No. 3 Tennessee (20-2, 7-0) and No. 9 Georgia (19-4, 6-2) tip off Monday at 7 p.m. Eastern (ESPN2, Lady Vols Radio Network) at Thompson-Boling Arena as part of "Rivalry Week."

The two teams certainly qualify as rivals. This will be the 52nd meeting between the programs and even the underclassmen recognize how much this game matters to the coaching staff and not just because it's an SEC matchup.

Summitt is expected to stay with her starters: Shannon Bobbitt, 5'2 point guard, No. 00 (8.0 points per game, 1.3 rebounds per game, 3.1 assists per game); Alexis Hornbuckle, 5'11 junior guard, No. 14 (9.9 ppg, 4.8 rpg, 3.4 steals per game); Sidney Spencer, 6'3 senior forward, No. 1 (12.6 ppg, 4.1 rpg); Candace Parker, 6'5 sophomore forward, No. 3 (19.0 ppg, 9.0 rpg); and Nicky Anosike, 6'4 junior center, No. 55 (7.4 ppg, 5.8 rpg).

Georgia coach Andy Landers is expected to start: Ashley Houts, 5'6 freshman guard, No. 1 (8.7 ppg, 3.0 rpg), SEC Freshman of the Week on Jan. 22 – her third time – after playing 40 minutes and averaging 15 points and four assists in wins over Vanderbilt and Florida State; Janese Hardrick, 5'6 senior guard, No. 14 (9.1 ppg, 4.0 rpg), three-point threat, with two more threes will rank No. 6 on school career list, has started every SEC game this season; Cori Chambers, 5'9 senior guard/forward, No. 21 (13.7 ppg, 3.6 rpg), has 1,374 career points, 18th place so far on the school's all-time list, only player to start every game this season; Tasha Humphrey, 6'3 junior forward, No. 34 (15.7 ppg, 7.7 rpg), has 1,536 career points, 13th place so far on list, was SEC Player of the Week last week after averaging 25.5 points and 11.5 rebounds in wins over Ole Miss and Florida; and Megan Darrah 6'3 junior forward, No. 24 (8.3 ppg, 5.1 rpg), gives Georgia another three-point threat in the lineup, started all 32 games last season.

Key players off the bench for Georgia include sometimes starter Rebecca Rowsey, a 6'3 junior forward, and Angel Robinson, a 6'5 redshirt freshman forward. In the first game 6'1 freshman guard Christy Marshall scored 12 points off the bench.

Tennessee is undefeated in conference play and alone in first place. Georgia is coming off a big win over LSU.

"I think it got our attention, the fact that Georgia beat them, and we had a tough game at Georgia," Summitt said. "I definitely feel like they're playing with a lot of confidence."

Landers seems to feel the same way.

"I believe we're on our way up," Landers said. "Defensively, we've been very good lately, even going back a couple of weeks. Offensively, we're not clicking like I know that we can or like we will, but I think that we're moving in that direction. This week holds a lot of promise in that regard. I think we can get a lot better."

----

WHAT YOU NEED TO DO >>
a – Decide whether each statement agrees with the game preview above. Answer yes or no for each, and quote the deciding words of the game preview exactly. (i) Tennessee holds first place in the conference by itself. (ii) The Monday game will be the 40th meeting between the programs. (iii) Landers says Georgia's offense is already clicking as well as it can.
b – Reproduce part of the game preview above word for word. Begin at the words "Tennessee is undefeated" and stop after the words "the same way.".

INFORMATION SHOWN >>
----

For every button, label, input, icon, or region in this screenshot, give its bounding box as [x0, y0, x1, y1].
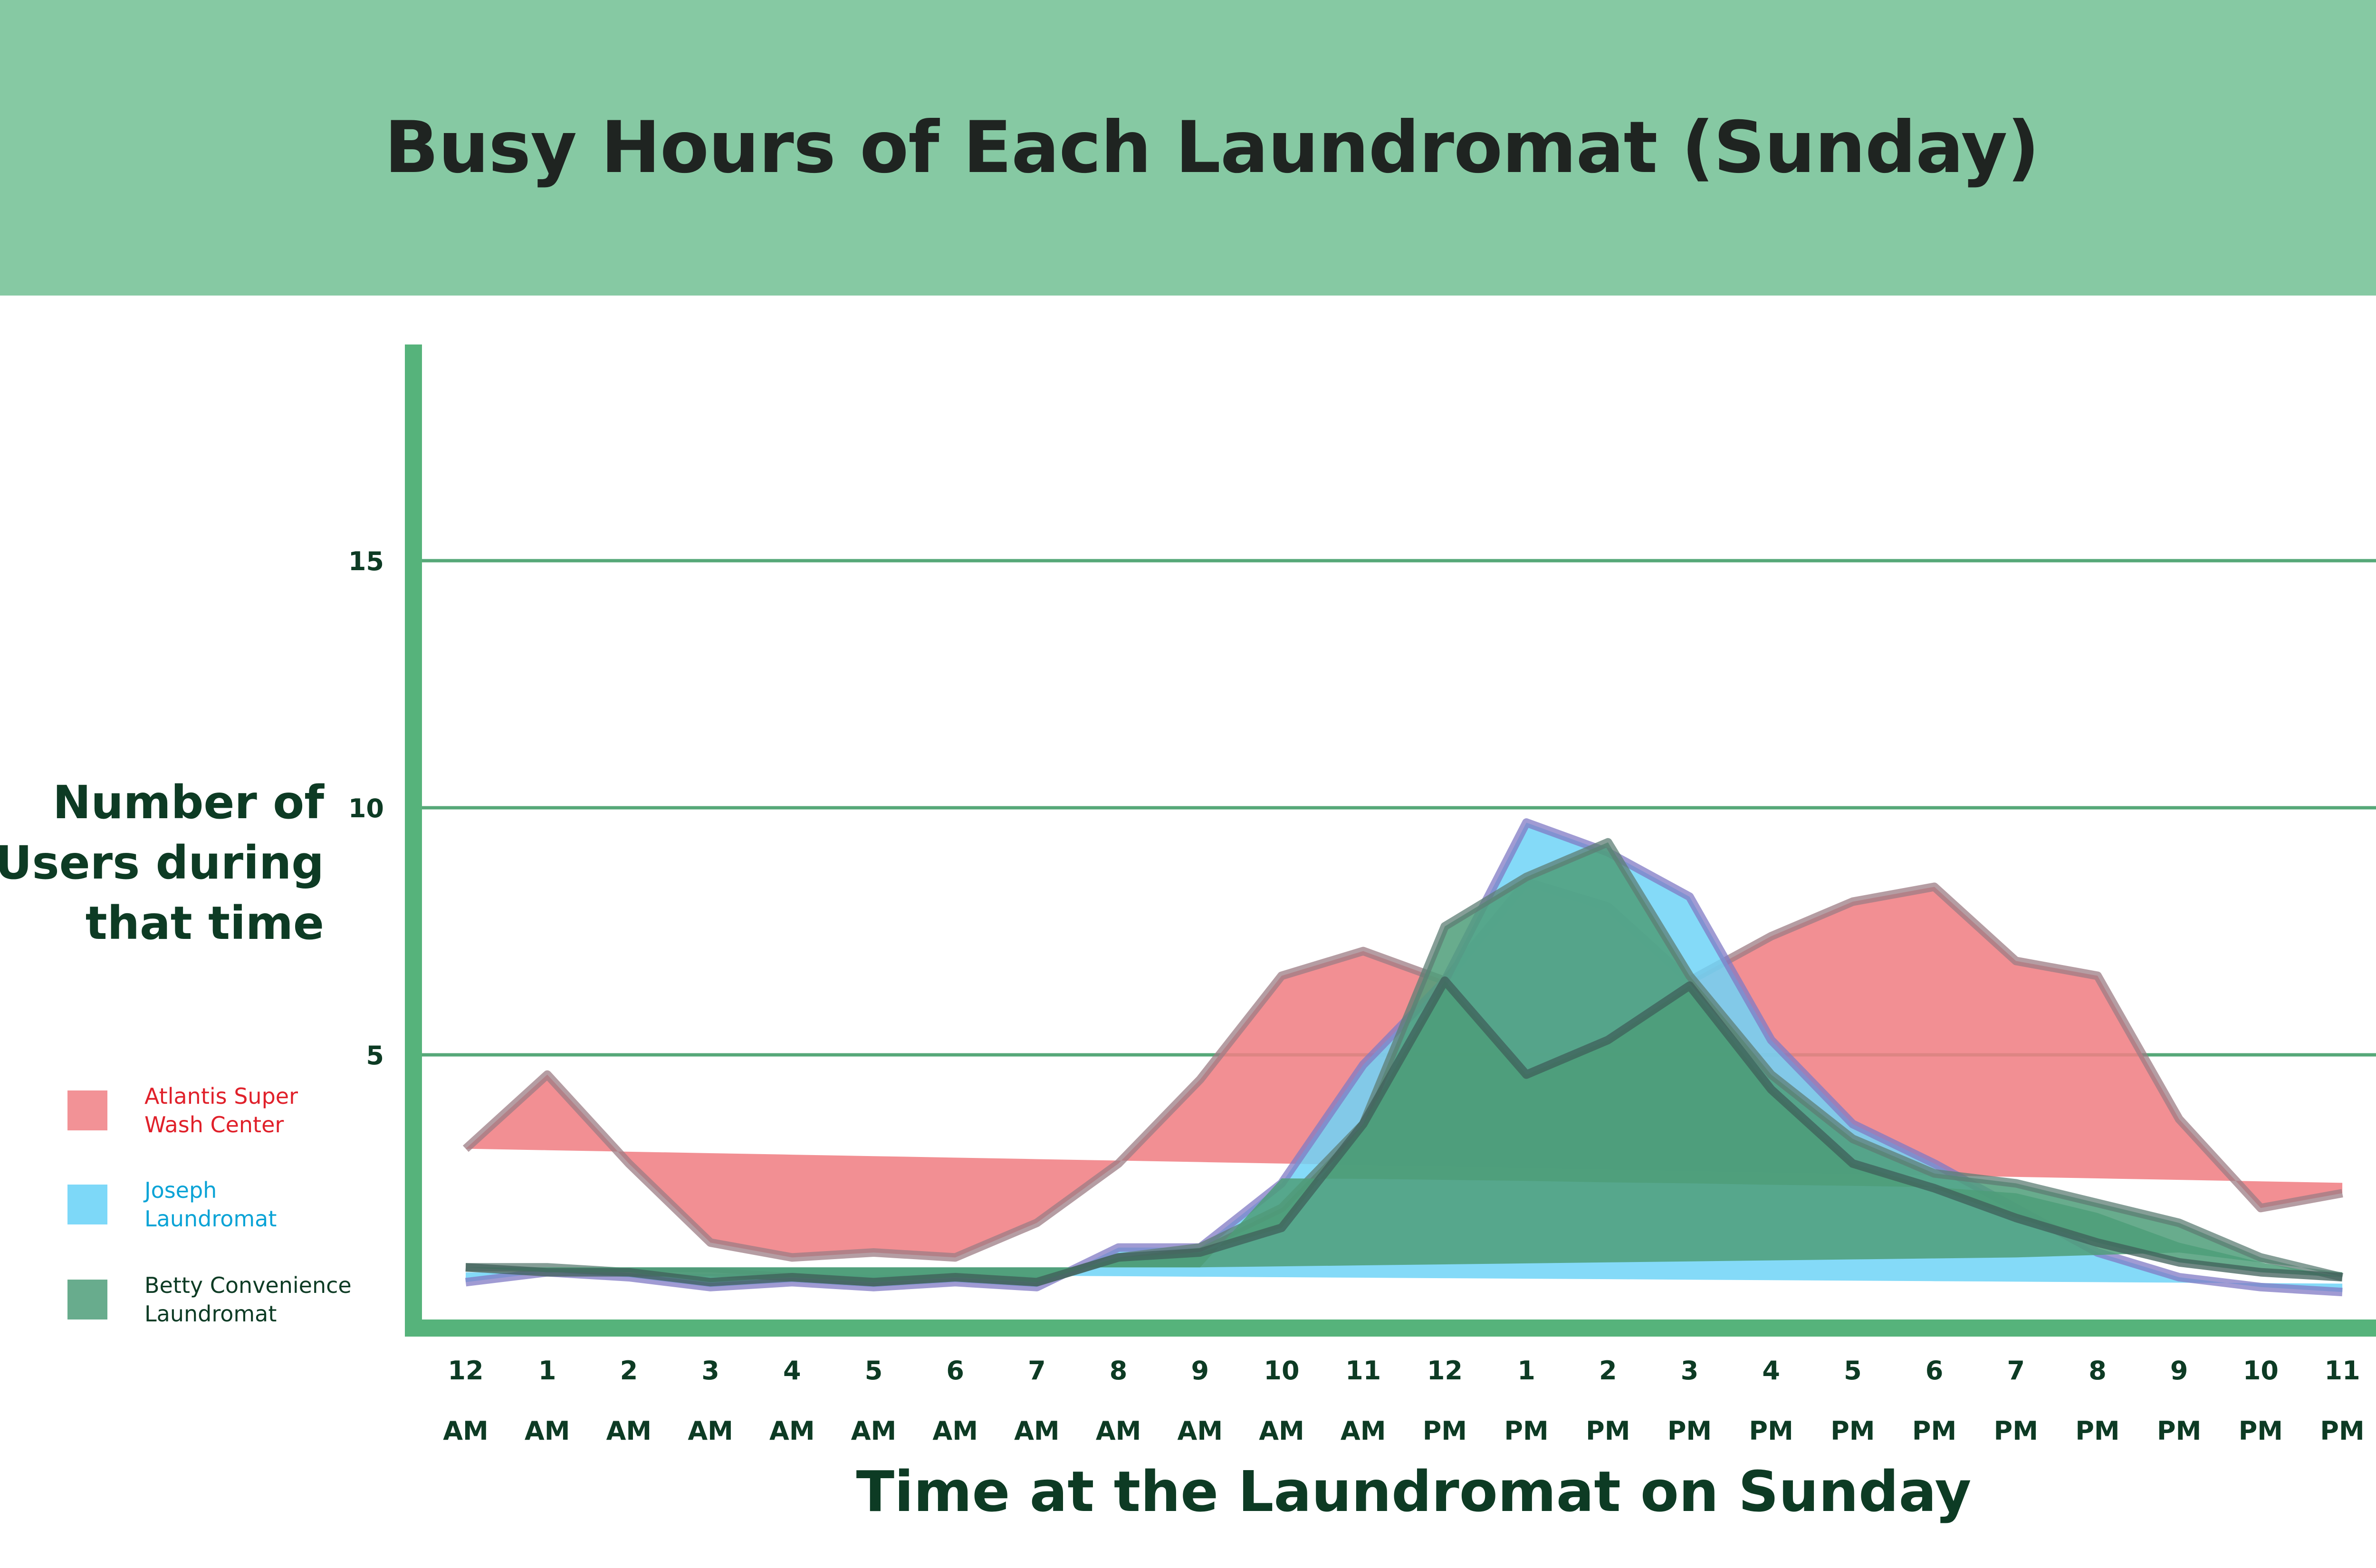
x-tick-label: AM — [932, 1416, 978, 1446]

----

TASK-BY-TASK RESULTS >>
a –
(i) Yes: "Tennessee is undefeated in conference play and alone in first place."
(ii) No: "This will be the 52nd meeting between the programs"
(iii) No: "Offensively, we're not clicking like I know that we can or like we will"

b –
Tennessee is undefeated in conference play and alone in first place. Georgia is coming off a big win over LSU.

"I think it got our attention, the fact that Georgia beat them, and we had a tough game at Georgia," Summitt said. "I definitely feel like they're playing with a lot of confidence."

Landers seems to feel the same way.